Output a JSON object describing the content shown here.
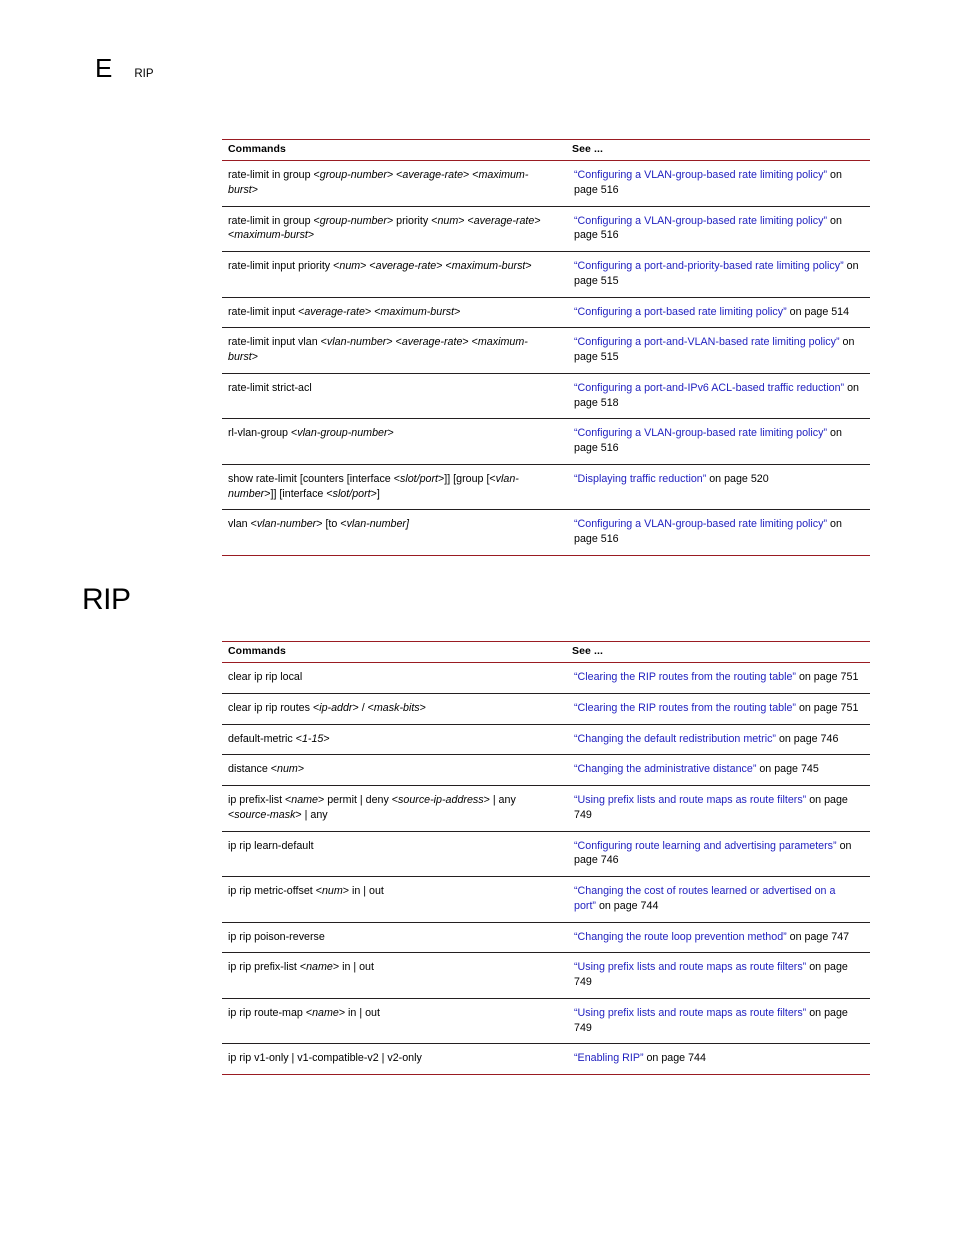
{
  "header": {
    "letter": "E",
    "label": "RIP"
  },
  "sections": [
    {
      "title": "",
      "table": {
        "columns": [
          "Commands",
          "See ..."
        ],
        "rows": [
          {
            "command": "rate-limit in group <group-number> <average-rate> <maximum-burst>",
            "see_link": "“Configuring a VLAN-group-based rate limiting policy”",
            "see_tail": " on page 516"
          },
          {
            "command": "rate-limit in group <group-number> priority <num> <average-rate> <maximum-burst>",
            "see_link": "“Configuring a VLAN-group-based rate limiting policy”",
            "see_tail": " on page 516"
          },
          {
            "command": "rate-limit input priority <num> <average-rate> <maximum-burst>",
            "see_link": "“Configuring a port-and-priority-based rate limiting policy”",
            "see_tail": " on page 515"
          },
          {
            "command": "rate-limit input <average-rate> <maximum-burst>",
            "see_link": "“Configuring a port-based rate limiting policy”",
            "see_tail": " on page 514"
          },
          {
            "command": "rate-limit input vlan <vlan-number> <average-rate> <maximum-burst>",
            "see_link": "“Configuring a port-and-VLAN-based rate limiting policy”",
            "see_tail": " on page 515"
          },
          {
            "command": "rate-limit strict-acl",
            "see_link": "“Configuring a port-and-IPv6 ACL-based traffic reduction”",
            "see_tail": " on page 518"
          },
          {
            "command": "rl-vlan-group <vlan-group-number>",
            "see_link": "“Configuring a VLAN-group-based rate limiting policy”",
            "see_tail": " on page 516"
          },
          {
            "command": "show rate-limit [counters [interface <slot/port>]] [group [<vlan-number>]]   [interface <slot/port>]",
            "see_link": "“Displaying traffic reduction”",
            "see_tail": " on page 520"
          },
          {
            "command": "vlan <vlan-number> [to <vlan-number]",
            "see_link": "“Configuring a VLAN-group-based rate limiting policy”",
            "see_tail": " on page 516"
          }
        ]
      }
    },
    {
      "title": "RIP",
      "table": {
        "columns": [
          "Commands",
          "See ..."
        ],
        "rows": [
          {
            "command": "clear ip rip local",
            "see_link": "“Clearing the RIP routes from the routing table”",
            "see_tail": " on page 751"
          },
          {
            "command": "clear ip rip routes <ip-addr> / <mask-bits>",
            "see_link": "“Clearing the RIP routes from the routing table”",
            "see_tail": " on page 751"
          },
          {
            "command": "default-metric <1-15>",
            "see_link": "“Changing the default redistribution metric”",
            "see_tail": " on page 746"
          },
          {
            "command": "distance <num>",
            "see_link": "“Changing the administrative distance”",
            "see_tail": " on page 745"
          },
          {
            "command": "ip prefix-list <name> permit | deny <source-ip-address> | any <source-mask> | any",
            "see_link": "“Using prefix lists and route maps as route filters”",
            "see_tail": " on page 749"
          },
          {
            "command": "ip rip learn-default",
            "see_link": "“Configuring route learning and advertising parameters”",
            "see_tail": " on page 746"
          },
          {
            "command": "ip rip metric-offset <num> in | out",
            "see_link": "“Changing the cost of routes learned or advertised on a port”",
            "see_tail": " on page 744"
          },
          {
            "command": "ip rip poison-reverse",
            "see_link": "“Changing the route loop prevention method”",
            "see_tail": " on page 747"
          },
          {
            "command": "ip rip prefix-list <name> in | out",
            "see_link": "“Using prefix lists and route maps as route filters”",
            "see_tail": " on page 749"
          },
          {
            "command": "ip rip route-map <name> in | out",
            "see_link": "“Using prefix lists and route maps as route filters”",
            "see_tail": " on page 749"
          },
          {
            "command": "ip rip v1-only | v1-compatible-v2 | v2-only",
            "see_link": "“Enabling RIP”",
            "see_tail": " on page 744"
          }
        ]
      }
    }
  ],
  "colors": {
    "rule": "#9a1b22",
    "link": "#1f1fbf",
    "text": "#000000"
  }
}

☆ ☆ ☆ ☆ ☆ ☆ ☆

**Given instruction**
Copy out every line of the data that includes the word "routes".

**The completed task**
            "see_link": "“Clearing the RIP routes from the routing table”",
            "command": "clear ip rip routes <ip-addr> / <mask-bits>",
            "see_link": "“Clearing the RIP routes from the routing table”",
            "see_link": "“Changing the cost of routes learned or advertised on a port”",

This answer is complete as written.